Der Tagesordnungspunkt betrifft die Rechtsgrundlage und Zielsetzung zukunftsgerechter Strategien zur Bekämpfung der Luftverunreinigung auf Basis des „Auto-Öl-Programms".
Das wurde erarbeitet von der EU-Kommission zusammen mit Vertretern der europäischen Automobil- und Mineralölindustrie - aber, und das ist kennzeichnend, ohne Bürgerverbände, ohne Umweltschutzverbände - vor allem ohne all jene, die von den neuen Normen finanziell oder wirtschaftlich nachteilig betroffen sind.
Die Landesregierung hat selbst bestätigt, heute vormittags nochmals durch den Herrn Minister persönlich:
die von der EU-Kommission vorgeschlagenen Grenzwerte für die Zeit nach dem Jahr 2000 sind heute teilweise schon europaweit Standard, sind für Baden-Württemberg keine Verbesserung.
Im Gegenteil: der baden-württembergische Gesetzentwurf Bundesrat Drucksache 651/95 - Oktober 1995 - über die Kennzeichnung und steuerliche Förderung umweltfreundlicherer Kraftstoffe ist weitergehend.
Deshalb stellt sich für uns die Frage:
Ein Beispiel, wie sich diese Wettbewerbsverzerrung negativ auswirken könnte, zeigt die Mineralölindustrie selbst.
Das in Europa geläufigste Raffinerieverfahren ist das FCC - flüssig
katalytisch cracken Verfahren.
Über 60% aller installierten Kapazitäten für atmosphärische
Destillation fallen hierunter.

▶ _BEREITGESTELLTE DATENSÄTZE_:
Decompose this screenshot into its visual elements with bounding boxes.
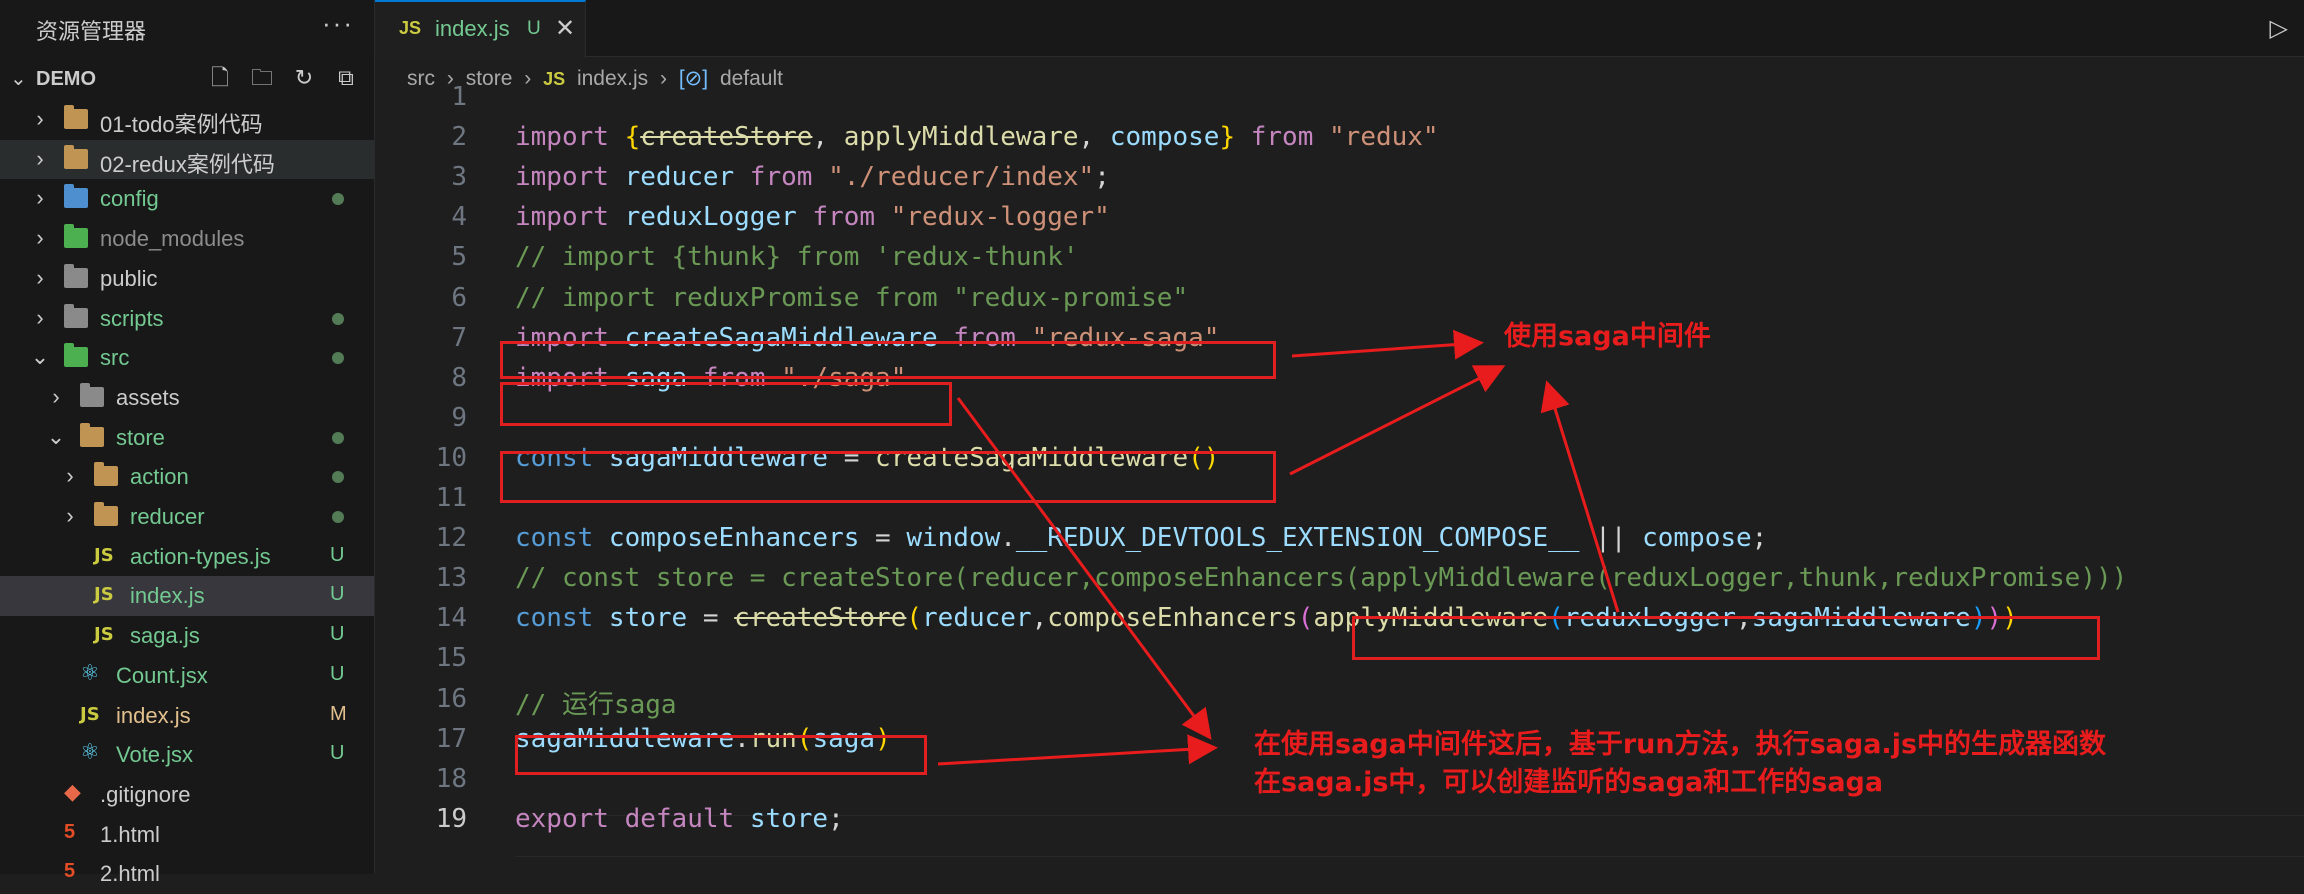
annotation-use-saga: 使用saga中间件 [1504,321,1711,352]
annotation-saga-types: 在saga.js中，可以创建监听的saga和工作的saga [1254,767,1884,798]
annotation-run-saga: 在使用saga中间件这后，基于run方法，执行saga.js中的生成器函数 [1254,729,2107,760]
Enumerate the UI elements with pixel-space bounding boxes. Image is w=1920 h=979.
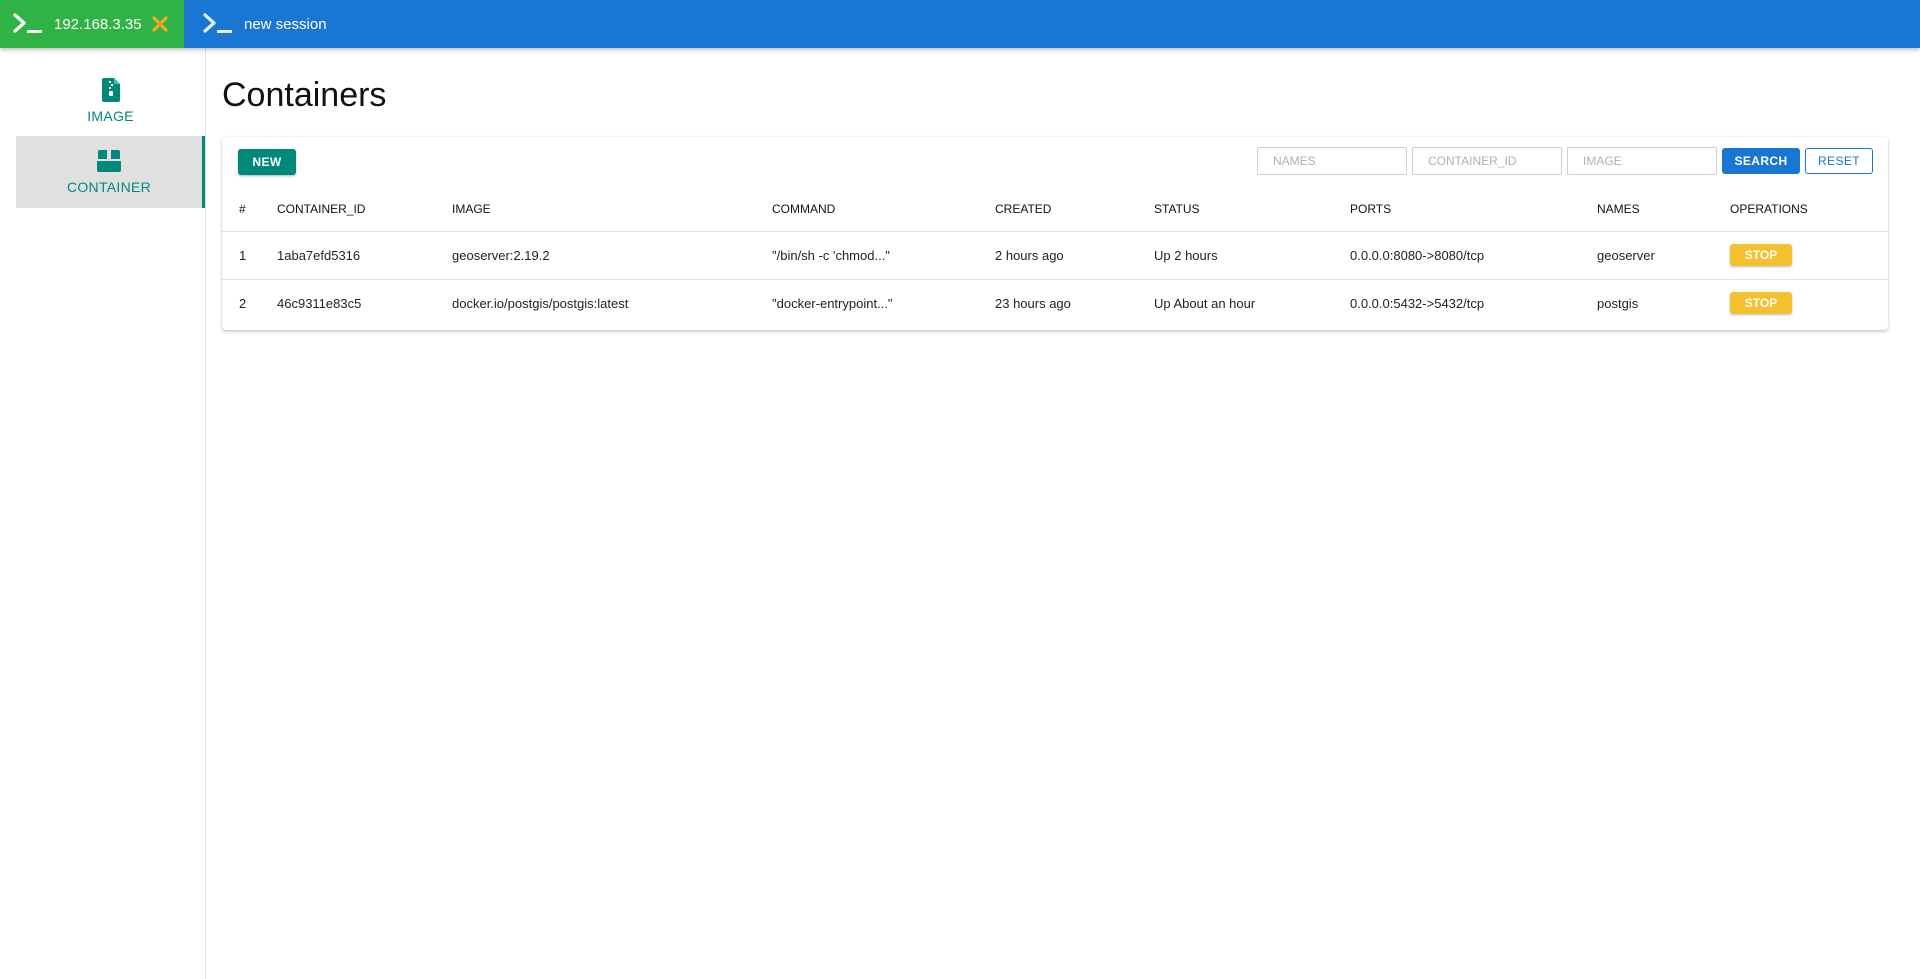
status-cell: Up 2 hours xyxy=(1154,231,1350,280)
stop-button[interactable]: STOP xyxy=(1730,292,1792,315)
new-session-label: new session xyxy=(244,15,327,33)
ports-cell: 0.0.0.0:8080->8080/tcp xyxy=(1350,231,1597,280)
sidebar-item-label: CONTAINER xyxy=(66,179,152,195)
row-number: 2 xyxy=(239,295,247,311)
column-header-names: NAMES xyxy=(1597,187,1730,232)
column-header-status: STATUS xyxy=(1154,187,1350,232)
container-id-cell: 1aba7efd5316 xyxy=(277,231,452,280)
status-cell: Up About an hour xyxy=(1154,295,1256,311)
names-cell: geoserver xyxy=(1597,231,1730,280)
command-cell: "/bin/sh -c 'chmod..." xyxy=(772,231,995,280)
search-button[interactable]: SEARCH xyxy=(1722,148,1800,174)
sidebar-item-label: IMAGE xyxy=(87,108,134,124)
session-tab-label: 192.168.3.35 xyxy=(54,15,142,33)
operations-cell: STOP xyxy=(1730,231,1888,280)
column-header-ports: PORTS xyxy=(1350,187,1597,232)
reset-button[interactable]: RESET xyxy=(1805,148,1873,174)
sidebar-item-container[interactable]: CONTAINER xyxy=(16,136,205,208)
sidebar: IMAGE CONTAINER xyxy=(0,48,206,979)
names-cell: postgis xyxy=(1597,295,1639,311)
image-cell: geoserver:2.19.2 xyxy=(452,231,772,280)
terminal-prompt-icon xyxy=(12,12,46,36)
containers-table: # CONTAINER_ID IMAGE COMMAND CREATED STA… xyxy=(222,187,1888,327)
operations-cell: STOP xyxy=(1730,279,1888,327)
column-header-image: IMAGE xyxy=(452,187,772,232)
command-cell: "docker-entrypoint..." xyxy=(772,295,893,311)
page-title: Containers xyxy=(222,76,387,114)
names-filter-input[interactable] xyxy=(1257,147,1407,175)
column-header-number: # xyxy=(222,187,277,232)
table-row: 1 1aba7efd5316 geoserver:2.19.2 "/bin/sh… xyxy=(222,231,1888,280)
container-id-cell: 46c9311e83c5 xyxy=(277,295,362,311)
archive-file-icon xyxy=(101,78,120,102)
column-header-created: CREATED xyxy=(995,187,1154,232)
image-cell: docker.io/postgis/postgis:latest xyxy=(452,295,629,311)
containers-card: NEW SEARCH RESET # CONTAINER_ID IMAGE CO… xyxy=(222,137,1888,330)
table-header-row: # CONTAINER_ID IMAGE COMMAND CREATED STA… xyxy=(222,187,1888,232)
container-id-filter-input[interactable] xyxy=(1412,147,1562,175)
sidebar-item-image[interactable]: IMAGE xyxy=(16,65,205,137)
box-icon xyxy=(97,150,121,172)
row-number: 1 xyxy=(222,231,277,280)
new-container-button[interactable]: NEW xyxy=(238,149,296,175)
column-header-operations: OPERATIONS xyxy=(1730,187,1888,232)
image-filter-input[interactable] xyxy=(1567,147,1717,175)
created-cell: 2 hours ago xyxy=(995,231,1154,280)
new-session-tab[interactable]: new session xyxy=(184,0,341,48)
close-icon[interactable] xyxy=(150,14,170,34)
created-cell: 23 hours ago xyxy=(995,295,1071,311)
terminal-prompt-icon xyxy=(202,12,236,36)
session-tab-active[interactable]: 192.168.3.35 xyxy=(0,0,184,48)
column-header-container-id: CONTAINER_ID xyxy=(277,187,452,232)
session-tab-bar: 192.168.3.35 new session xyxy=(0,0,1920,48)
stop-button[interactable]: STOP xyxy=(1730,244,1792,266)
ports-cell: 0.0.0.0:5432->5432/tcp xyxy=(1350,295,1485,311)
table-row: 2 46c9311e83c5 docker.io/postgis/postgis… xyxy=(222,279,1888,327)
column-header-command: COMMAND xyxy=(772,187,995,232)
---
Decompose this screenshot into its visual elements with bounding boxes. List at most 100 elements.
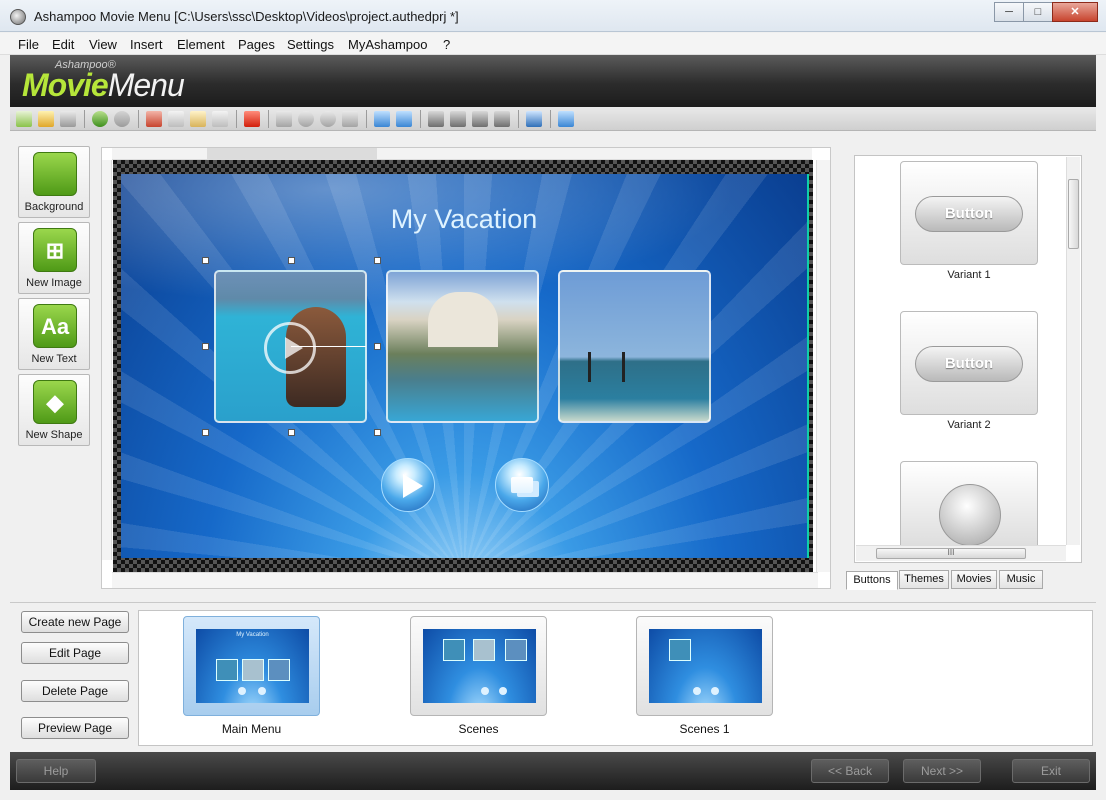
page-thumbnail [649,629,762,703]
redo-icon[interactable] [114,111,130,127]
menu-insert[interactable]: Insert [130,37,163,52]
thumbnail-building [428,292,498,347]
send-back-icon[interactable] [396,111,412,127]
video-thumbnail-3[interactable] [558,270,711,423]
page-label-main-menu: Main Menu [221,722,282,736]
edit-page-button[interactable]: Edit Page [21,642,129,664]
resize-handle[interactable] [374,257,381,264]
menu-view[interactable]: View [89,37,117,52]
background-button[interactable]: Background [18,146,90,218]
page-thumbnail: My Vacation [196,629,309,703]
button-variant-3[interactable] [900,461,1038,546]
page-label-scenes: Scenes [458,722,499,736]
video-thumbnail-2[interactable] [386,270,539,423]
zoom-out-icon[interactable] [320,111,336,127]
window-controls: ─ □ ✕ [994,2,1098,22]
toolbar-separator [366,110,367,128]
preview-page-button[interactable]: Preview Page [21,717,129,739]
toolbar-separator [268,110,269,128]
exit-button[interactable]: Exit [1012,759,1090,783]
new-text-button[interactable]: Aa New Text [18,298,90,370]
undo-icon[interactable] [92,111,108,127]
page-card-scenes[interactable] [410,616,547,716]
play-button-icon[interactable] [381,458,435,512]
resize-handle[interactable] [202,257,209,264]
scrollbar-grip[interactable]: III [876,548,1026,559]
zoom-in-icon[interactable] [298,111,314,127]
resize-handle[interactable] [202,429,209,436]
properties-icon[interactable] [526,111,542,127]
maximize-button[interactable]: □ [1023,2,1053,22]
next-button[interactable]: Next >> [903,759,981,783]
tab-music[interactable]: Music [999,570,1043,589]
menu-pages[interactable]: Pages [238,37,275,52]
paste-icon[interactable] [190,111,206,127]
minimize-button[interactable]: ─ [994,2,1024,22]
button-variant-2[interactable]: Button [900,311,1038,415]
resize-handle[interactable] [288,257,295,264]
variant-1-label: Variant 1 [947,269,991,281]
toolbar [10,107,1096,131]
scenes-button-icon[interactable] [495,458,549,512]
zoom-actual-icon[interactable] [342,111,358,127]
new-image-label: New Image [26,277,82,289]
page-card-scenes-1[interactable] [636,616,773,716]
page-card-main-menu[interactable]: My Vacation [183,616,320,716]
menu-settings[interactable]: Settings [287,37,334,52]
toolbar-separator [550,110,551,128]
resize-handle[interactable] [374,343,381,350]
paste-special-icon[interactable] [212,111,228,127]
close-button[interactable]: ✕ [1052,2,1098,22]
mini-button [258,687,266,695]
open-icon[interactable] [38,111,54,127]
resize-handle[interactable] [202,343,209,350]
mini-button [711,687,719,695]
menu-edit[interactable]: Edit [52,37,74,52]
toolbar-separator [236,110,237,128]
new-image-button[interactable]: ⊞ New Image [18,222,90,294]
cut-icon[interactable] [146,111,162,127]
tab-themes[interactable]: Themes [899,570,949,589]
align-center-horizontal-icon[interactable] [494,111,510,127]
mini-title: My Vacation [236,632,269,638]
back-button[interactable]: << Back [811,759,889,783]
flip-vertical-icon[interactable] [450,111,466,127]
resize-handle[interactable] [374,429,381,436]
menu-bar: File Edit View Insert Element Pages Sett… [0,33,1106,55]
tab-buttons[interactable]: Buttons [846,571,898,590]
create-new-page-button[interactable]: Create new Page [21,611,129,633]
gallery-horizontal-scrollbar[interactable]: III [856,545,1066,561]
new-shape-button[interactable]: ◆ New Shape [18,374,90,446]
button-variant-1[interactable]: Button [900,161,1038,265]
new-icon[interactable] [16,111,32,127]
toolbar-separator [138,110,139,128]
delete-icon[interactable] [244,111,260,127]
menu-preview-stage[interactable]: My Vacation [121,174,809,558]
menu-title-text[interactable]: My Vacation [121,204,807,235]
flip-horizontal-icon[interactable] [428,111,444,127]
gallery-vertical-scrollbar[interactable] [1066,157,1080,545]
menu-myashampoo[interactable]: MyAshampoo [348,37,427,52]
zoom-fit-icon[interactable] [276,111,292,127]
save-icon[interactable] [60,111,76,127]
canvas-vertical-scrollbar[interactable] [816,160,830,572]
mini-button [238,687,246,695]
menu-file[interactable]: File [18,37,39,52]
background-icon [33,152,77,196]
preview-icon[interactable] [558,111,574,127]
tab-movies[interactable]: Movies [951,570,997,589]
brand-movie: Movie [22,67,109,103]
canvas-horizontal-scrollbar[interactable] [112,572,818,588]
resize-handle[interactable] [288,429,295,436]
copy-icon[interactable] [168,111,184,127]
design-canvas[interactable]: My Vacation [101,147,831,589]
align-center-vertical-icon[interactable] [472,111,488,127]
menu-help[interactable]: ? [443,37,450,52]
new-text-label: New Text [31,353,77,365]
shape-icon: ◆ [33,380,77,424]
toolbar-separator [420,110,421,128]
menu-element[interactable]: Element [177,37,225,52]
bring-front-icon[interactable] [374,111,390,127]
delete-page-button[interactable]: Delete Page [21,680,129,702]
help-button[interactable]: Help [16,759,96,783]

▶ _ZU ERLEDIGEN_:
1) Wer hat laut dem Text zum Auto-Öl-Programm dieses Programm erarbeitet?
2) Nenne alle Gruppen, die laut dem Text zum Auto-Öl-Programm nicht an dessen Erarbeitung beteiligt waren.
3) Setze den Text zum Auto-Öl-Programm nach seinem letzten Satz fort.
Die Datensätze stammen aus einer anderen Quelle als der Seitentext.

▶ _ANTWORTEN JE AUFGABE_:
1) Die EU-Kommission zusammen mit Vertretern der europäischen Automobil- und Mineralölindustrie.

2)
- Bürgerverbände
- Umweltschutzverbände
- all jene, die von den neuen Normen finanziell oder wirtschaftlich nachteilig betroffen sind

3)
Die Besonderheit wiederum ist Deutschland, dessen Anlagen für FCC mit Hydrocracking etwa 40% der gesamten europäischen Kapazität ausmachen, bei einem deutschen EU-Raffinerieanteil von unter 20%.
FCC-Hydrocrackeranlagen können aber besser als alle anderen Anlagen eine Verschärfung der Vorschriften z.B. für reduzierte Benzol und Aromat Anteile verkraften.
Wird also Deutschland wirtschaftlich benachteiligt,
dann ist mit Abbau der technisch hochwertigen Raffineriekapazitäten
zu rechnen - ohne Gewähr für einen Aufbau an anderer Stelle,
und das ist kontraproduktiv für unsere Umwelt,
und das ist kontraproduktiv für unsere Arbeitsplätze.
Die EU-Kommission hat nun sogenannte „betroffene Parteien" angehört,
darunter die EU-Mitgliedstaaten.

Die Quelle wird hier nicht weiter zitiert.